» **Record excerpts**:
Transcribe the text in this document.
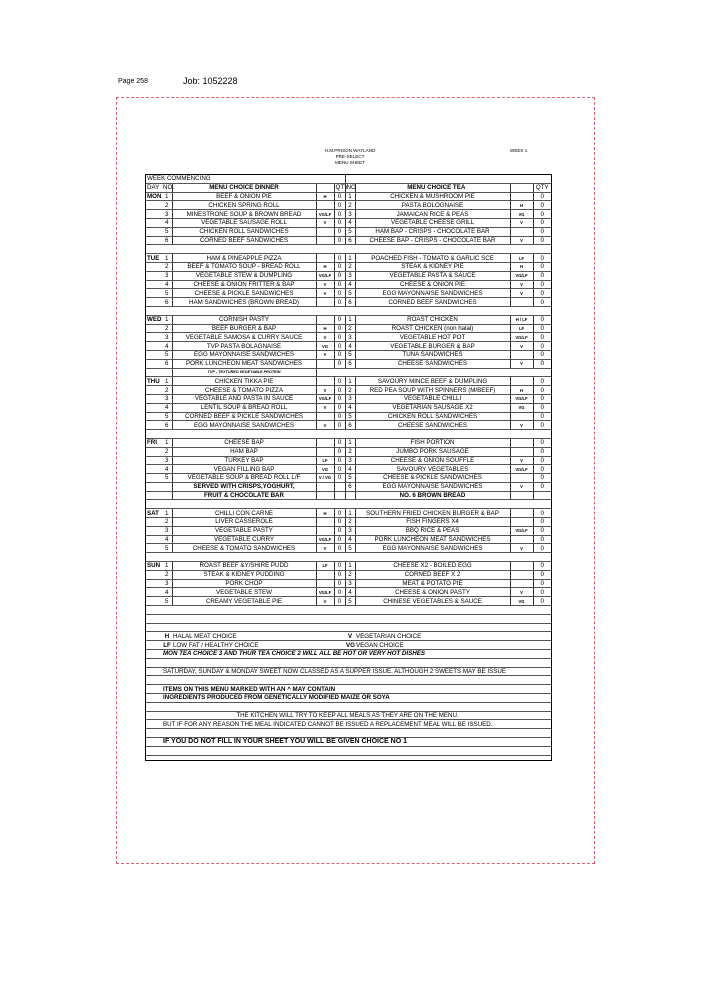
Page 258	Job: 1052228
H.M.PRISON WAYLAND
PRE-SELECT
MENU SHEET
WEEK 1
WEEK COMMENCING									
DAY	NO.	MENU CHOICE DINNER		QTY	NO		MENU CHOICE TEA		QTY
MON	1	BEEF & ONION PIE	H	0	1	CHICKEN & MUSHROOM PIE			0
	2	CHICKEN SPRING ROLL		0	2	PASTA BOLOGNAISE		H	0
	3	MINESTRONE SOUP & BROWN BREAD	VG/LF	0	3	JAMAICAN RICE & PEAS		VG	0
	4	VEGETABLE SAUSAGE ROLL	V	0	4	VEGETABLE CHEESE GRILL		V	0
	5	CHICKEN ROLL SANDWICHES		0	5	HAM BAP - CRISPS - CHOCOLATE BAR			0
	6	CORNED BEEF SANDWICHES		0	6	CHEESE BAP - CRISPS - CHOCOLATE BAR		V	0

TUE	1	HAM & PINEAPPLE PIZZA		0	1	POACHED FISH - TOMATO & GARLIC SCE		LF	0
	2	BEEF & TOMATO SOUP - BREAD ROLL	H	0	2	STEAK & KIDNEY PIE		H	0
	3	VEGETABLE STEW & DUMPLING	VG/LF	0	3	VEGETABLE PASTA & SAUCE		VG/LF	0
	4	CHEESE & ONION FRITTER & BAP	V	0	4	CHEESE & ONION PIE		V	0
	5	CHEESE & PICKLE SANDWICHES	V	0	5	EGG MAYONNAISE SANDWICHES		V	0
	6	HAM SANDWICHES (BROWN BREAD)		0	6	CORNED BEEF SANDWICHES			0

WED	1	CORNISH PASTY		0	1	ROAST CHICKEN		H / LF	0
	2	BEEF BURGER & BAP	H	0	2	ROAST CHICKEN (non halal)		LF	0
	3	VEGETABLE SAMOSA & CURRY SAUCE	V	0	3	VEGETABLE HOT POT		VG/LF	0
	4	TVP PASTA BOLAGNAISE	VG	0	4	VEGETABLE BURGER & BAP		V	0
	5	EGG MAYONNAISE SANDWICHES	V	0	5	TUNA SANDWICHES			0
	6	PORK LUNCHEON MEAT SANDWICHES		0	6	CHEESE SANDWICHES		V	0
		TVP - TEXTURED VEGETABLE PROTEIN							
THU	1	CHICKEN TIKKA PIE		0	1	SAVOURY MINCE BEEF & DUMPLING			0
	2	CHEESE & TOMATO PIZZA	V	0	2	RED PEA SOUP WITH SPINNERS (M/BEEF)		H	0
	3	VEGTABLE AND PASTA IN SAUCE	VG/LF	0	3	VEGETABLE CHILLI		VG/LF	0
	4	LENTIL SOUP & BREAD ROLL	V	0	4	VEGETARIAN SAUSAGE X2		VG	0
	5	CORNED BEEF & PICKLE SANDWICHES		0	5	CHICKEN ROLL SANDWICHES			0
	6	EGG MAYONNAISE SANDWICHES	V	0	6	CHEESE SANDWICHES		V	0

FRI	1	CHEESE BAP		0	1	FISH PORTION			0
	2	HAM BAP		0	2	JUMBO PORK SAUSAGE			0
	3	TURKEY BAP	LF	0	3	CHEESE & ONION SOUFFLE		V	0
	4	VEGAN FILLING BAP	VG	0	4	SAVOURY VEGETABLES		VG/LF	0
	5	VEGETABLE SOUP & BREAD ROLL L/F	V / VG	0	5	CHEESE & PICKLE SANDWICHES			0
		SERVED WITH CRISPS,YOGHURT,			6	EGG MAYONNAISE SANDWICHES		V	0
		FRUIT & CHOCOLATE BAR				NO. 6 BROWN BREAD			

SAT	1	CHILLI CON CARNE	H	0	1	SOUTHERN FRIED CHICKEN BURGER & BAP			0
	2	LIVER CASSEROLE		0	2	FISH FINGERS X4			0
	3	VEGETABLE PASTY		0	3	BBQ RICE & PEAS		VG/LF	0
	4	VEGETABLE CURRY	VG/LF	0	4	PORK LUNCHEON MEAT SANDWICHES			0
	5	CHEESE & TOMATO SANDWICHES	V	0	5	EGG MAYONNAISE SANDWICHES		V	0

SUN	1	ROAST BEEF &Y/SHIRE PUDD	LF	0	1	CHEESE X2 - BOILED EGG			0
	2	STEAK & KIDNEY PUDDING		0	2	CORNED BEEF X 2			0
	3	PORK CHOP		0	3	MEAT & POTATO PIE			0
	4	VEGETABLE STEW	VG/LF	0	4	CHEESE & ONION PASTY		V	0
	5	CREAMY VEGETABLE PIE	V	0	5	CHINESE VEGETABLES & SAUCE		VG	0

	H	HALAL MEAT CHOICE			V	VEGETARIAN CHOICE			
	LF	LOW FAT / HEALTHY CHOICE			VG	VEGAN CHOICE			
	MON TEA CHOICE 3 AND THUR TEA CHOICE 2 WILL ALL BE HOT OR VERY HOT DISHES								

	SATURDAY, SUNDAY & MONDAY SWEET NOW CLASSED AS A SUPPER ISSUE, ALTHOUGH 2 SWEETS MAY BE ISSUE								

	ITEMS ON THIS MENU MARKED WITH AN ^ MAY CONTAIN								
	INGREDIENTS PRODUCED FROM GENETICALLY MODIFIED MAIZE OR SOYA								

	THE KITCHEN WILL TRY TO KEEP ALL MEALS AS THEY ARE ON THE MENU.								
	BUT IF FOR ANY REASON THE MEAL INDICATED CANNOT BE ISSUED A REPLACEMENT MEAL WILL BE ISSUED.								

	IF YOU DO NOT FILL IN YOUR SHEET YOU WILL BE GIVEN CHOICE NO 1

» **What you should do**:
Without any of the pictures, set the entries down again exactly as written.

» **Response to this exercise**:
Transcribe the text in this document.
Page 258	Job: 1052228
H.M.PRISON WAYLAND
PRE-SELECT
MENU SHEET
WEEK 1
WEEK COMMENCING									
DAY	NO.	MENU CHOICE DINNER		QTY	NO		MENU CHOICE TEA		QTY
MON	1	BEEF & ONION PIE	H	0	1	CHICKEN & MUSHROOM PIE			0
	2	CHICKEN SPRING ROLL		0	2	PASTA BOLOGNAISE		H	0
	3	MINESTRONE SOUP & BROWN BREAD	VG/LF	0	3	JAMAICAN RICE & PEAS		VG	0
	4	VEGETABLE SAUSAGE ROLL	V	0	4	VEGETABLE CHEESE GRILL		V	0
	5	CHICKEN ROLL SANDWICHES		0	5	HAM BAP - CRISPS - CHOCOLATE BAR			0
	6	CORNED BEEF SANDWICHES		0	6	CHEESE BAP - CRISPS - CHOCOLATE BAR		V	0

TUE	1	HAM & PINEAPPLE PIZZA		0	1	POACHED FISH - TOMATO & GARLIC SCE		LF	0
	2	BEEF & TOMATO SOUP - BREAD ROLL	H	0	2	STEAK & KIDNEY PIE		H	0
	3	VEGETABLE STEW & DUMPLING	VG/LF	0	3	VEGETABLE PASTA & SAUCE		VG/LF	0
	4	CHEESE & ONION FRITTER & BAP	V	0	4	CHEESE & ONION PIE		V	0
	5	CHEESE & PICKLE SANDWICHES	V	0	5	EGG MAYONNAISE SANDWICHES		V	0
	6	HAM SANDWICHES (BROWN BREAD)		0	6	CORNED BEEF SANDWICHES			0

WED	1	CORNISH PASTY		0	1	ROAST CHICKEN		H / LF	0
	2	BEEF BURGER & BAP	H	0	2	ROAST CHICKEN (non halal)		LF	0
	3	VEGETABLE SAMOSA & CURRY SAUCE	V	0	3	VEGETABLE HOT POT		VG/LF	0
	4	TVP PASTA BOLAGNAISE	VG	0	4	VEGETABLE BURGER & BAP		V	0
	5	EGG MAYONNAISE SANDWICHES	V	0	5	TUNA SANDWICHES			0
	6	PORK LUNCHEON MEAT SANDWICHES		0	6	CHEESE SANDWICHES		V	0
		TVP - TEXTURED VEGETABLE PROTEIN							
THU	1	CHICKEN TIKKA PIE		0	1	SAVOURY MINCE BEEF & DUMPLING			0
	2	CHEESE & TOMATO PIZZA	V	0	2	RED PEA SOUP WITH SPINNERS (M/BEEF)		H	0
	3	VEGTABLE AND PASTA IN SAUCE	VG/LF	0	3	VEGETABLE CHILLI		VG/LF	0
	4	LENTIL SOUP & BREAD ROLL	V	0	4	VEGETARIAN SAUSAGE X2		VG	0
	5	CORNED BEEF & PICKLE SANDWICHES		0	5	CHICKEN ROLL SANDWICHES			0
	6	EGG MAYONNAISE SANDWICHES	V	0	6	CHEESE SANDWICHES		V	0

FRI	1	CHEESE BAP		0	1	FISH PORTION			0
	2	HAM BAP		0	2	JUMBO PORK SAUSAGE			0
	3	TURKEY BAP	LF	0	3	CHEESE & ONION SOUFFLE		V	0
	4	VEGAN FILLING BAP	VG	0	4	SAVOURY VEGETABLES		VG/LF	0
	5	VEGETABLE SOUP & BREAD ROLL L/F	V / VG	0	5	CHEESE & PICKLE SANDWICHES			0
		SERVED WITH CRISPS,YOGHURT,			6	EGG MAYONNAISE SANDWICHES		V	0
		FRUIT & CHOCOLATE BAR				NO. 6 BROWN BREAD			

SAT	1	CHILLI CON CARNE	H	0	1	SOUTHERN FRIED CHICKEN BURGER & BAP			0
	2	LIVER CASSEROLE		0	2	FISH FINGERS X4			0
	3	VEGETABLE PASTY		0	3	BBQ RICE & PEAS		VG/LF	0
	4	VEGETABLE CURRY	VG/LF	0	4	PORK LUNCHEON MEAT SANDWICHES			0
	5	CHEESE & TOMATO SANDWICHES	V	0	5	EGG MAYONNAISE SANDWICHES		V	0

SUN	1	ROAST BEEF &Y/SHIRE PUDD	LF	0	1	CHEESE X2 - BOILED EGG			0
	2	STEAK & KIDNEY PUDDING		0	2	CORNED BEEF X 2			0
	3	PORK CHOP		0	3	MEAT & POTATO PIE			0
	4	VEGETABLE STEW	VG/LF	0	4	CHEESE & ONION PASTY		V	0
	5	CREAMY VEGETABLE PIE	V	0	5	CHINESE VEGETABLES & SAUCE		VG	0

	H	HALAL MEAT CHOICE			V	VEGETARIAN CHOICE			
	LF	LOW FAT / HEALTHY CHOICE			VG	VEGAN CHOICE			
	MON TEA CHOICE 3 AND THUR TEA CHOICE 2 WILL ALL BE HOT OR VERY HOT DISHES								

	SATURDAY, SUNDAY & MONDAY SWEET NOW CLASSED AS A SUPPER ISSUE, ALTHOUGH 2 SWEETS MAY BE ISSUE								

	ITEMS ON THIS MENU MARKED WITH AN ^ MAY CONTAIN								
	INGREDIENTS PRODUCED FROM GENETICALLY MODIFIED MAIZE OR SOYA								

	THE KITCHEN WILL TRY TO KEEP ALL MEALS AS THEY ARE ON THE MENU.								
	BUT IF FOR ANY REASON THE MEAL INDICATED CANNOT BE ISSUED A REPLACEMENT MEAL WILL BE ISSUED.								

	IF YOU DO NOT FILL IN YOUR SHEET YOU WILL BE GIVEN CHOICE NO 1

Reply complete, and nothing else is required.